(Dataset entries on figures)
>>>

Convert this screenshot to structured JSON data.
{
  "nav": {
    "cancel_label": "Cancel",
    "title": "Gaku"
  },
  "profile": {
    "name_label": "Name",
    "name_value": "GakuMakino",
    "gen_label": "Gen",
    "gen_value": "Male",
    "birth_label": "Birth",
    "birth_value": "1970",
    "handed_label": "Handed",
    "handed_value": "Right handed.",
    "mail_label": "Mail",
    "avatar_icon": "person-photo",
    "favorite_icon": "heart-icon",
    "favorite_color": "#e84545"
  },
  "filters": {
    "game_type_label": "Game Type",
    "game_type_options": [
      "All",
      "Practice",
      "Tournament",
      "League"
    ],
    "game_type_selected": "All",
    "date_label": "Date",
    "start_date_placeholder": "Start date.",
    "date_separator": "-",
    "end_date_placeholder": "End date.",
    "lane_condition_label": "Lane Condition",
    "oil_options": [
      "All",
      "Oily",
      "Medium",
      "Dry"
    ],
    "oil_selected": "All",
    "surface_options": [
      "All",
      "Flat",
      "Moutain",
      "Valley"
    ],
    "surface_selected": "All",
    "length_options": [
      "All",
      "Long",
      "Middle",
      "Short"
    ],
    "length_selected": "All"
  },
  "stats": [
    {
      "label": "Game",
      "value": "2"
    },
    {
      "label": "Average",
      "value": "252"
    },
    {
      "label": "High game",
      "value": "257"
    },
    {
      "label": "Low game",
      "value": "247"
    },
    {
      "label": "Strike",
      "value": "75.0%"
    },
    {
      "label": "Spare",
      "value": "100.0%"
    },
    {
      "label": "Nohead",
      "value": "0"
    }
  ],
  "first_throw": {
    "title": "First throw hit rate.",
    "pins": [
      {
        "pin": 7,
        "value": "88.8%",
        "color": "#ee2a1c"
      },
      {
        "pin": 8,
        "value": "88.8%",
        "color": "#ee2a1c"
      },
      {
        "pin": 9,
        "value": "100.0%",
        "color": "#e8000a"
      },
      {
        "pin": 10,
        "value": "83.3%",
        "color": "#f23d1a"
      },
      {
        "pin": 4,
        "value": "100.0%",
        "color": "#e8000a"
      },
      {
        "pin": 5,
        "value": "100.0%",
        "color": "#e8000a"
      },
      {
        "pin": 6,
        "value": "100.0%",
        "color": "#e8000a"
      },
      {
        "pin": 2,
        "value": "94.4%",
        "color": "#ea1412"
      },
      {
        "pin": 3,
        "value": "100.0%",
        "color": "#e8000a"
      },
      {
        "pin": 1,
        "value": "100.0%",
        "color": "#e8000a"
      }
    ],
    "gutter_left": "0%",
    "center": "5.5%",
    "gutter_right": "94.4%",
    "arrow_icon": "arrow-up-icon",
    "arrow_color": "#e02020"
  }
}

<<<

- _WHAT THE TASK REQUIRES_: Return all of the entries exactly as written.

- _RESULT OF THIS TASK_:
Convert this screenshot to structured JSON data.
{
  "nav": {
    "cancel_label": "Cancel",
    "title": "Gaku"
  },
  "profile": {
    "name_label": "Name",
    "name_value": "GakuMakino",
    "gen_label": "Gen",
    "gen_value": "Male",
    "birth_label": "Birth",
    "birth_value": "1970",
    "handed_label": "Handed",
    "handed_value": "Right handed.",
    "mail_label": "Mail",
    "avatar_icon": "person-photo",
    "favorite_icon": "heart-icon",
    "favorite_color": "#e84545"
  },
  "filters": {
    "game_type_label": "Game Type",
    "game_type_options": [
      "All",
      "Practice",
      "Tournament",
      "League"
    ],
    "game_type_selected": "All",
    "date_label": "Date",
    "start_date_placeholder": "Start date.",
    "date_separator": "-",
    "end_date_placeholder": "End date.",
    "lane_condition_label": "Lane Condition",
    "oil_options": [
      "All",
      "Oily",
      "Medium",
      "Dry"
    ],
    "oil_selected": "All",
    "surface_options": [
      "All",
      "Flat",
      "Moutain",
      "Valley"
    ],
    "surface_selected": "All",
    "length_options": [
      "All",
      "Long",
      "Middle",
      "Short"
    ],
    "length_selected": "All"
  },
  "stats": [
    {
      "label": "Game",
      "value": "2"
    },
    {
      "label": "Average",
      "value": "252"
    },
    {
      "label": "High game",
      "value": "257"
    },
    {
      "label": "Low game",
      "value": "247"
    },
    {
      "label": "Strike",
      "value": "75.0%"
    },
    {
      "label": "Spare",
      "value": "100.0%"
    },
    {
      "label": "Nohead",
      "value": "0"
    }
  ],
  "first_throw": {
    "title": "First throw hit rate.",
    "pins": [
      {
        "pin": 7,
        "value": "88.8%",
        "color": "#ee2a1c"
      },
      {
        "pin": 8,
        "value": "88.8%",
        "color": "#ee2a1c"
      },
      {
        "pin": 9,
        "value": "100.0%",
        "color": "#e8000a"
      },
      {
        "pin": 10,
        "value": "83.3%",
        "color": "#f23d1a"
      },
      {
        "pin": 4,
        "value": "100.0%",
        "color": "#e8000a"
      },
      {
        "pin": 5,
        "value": "100.0%",
        "color": "#e8000a"
      },
      {
        "pin": 6,
        "value": "100.0%",
        "color": "#e8000a"
      },
      {
        "pin": 2,
        "value": "94.4%",
        "color": "#ea1412"
      },
      {
        "pin": 3,
        "value": "100.0%",
        "color": "#e8000a"
      },
      {
        "pin": 1,
        "value": "100.0%",
        "color": "#e8000a"
      }
    ],
    "gutter_left": "0%",
    "center": "5.5%",
    "gutter_right": "94.4%",
    "arrow_icon": "arrow-up-icon",
    "arrow_color": "#e02020"
  }
}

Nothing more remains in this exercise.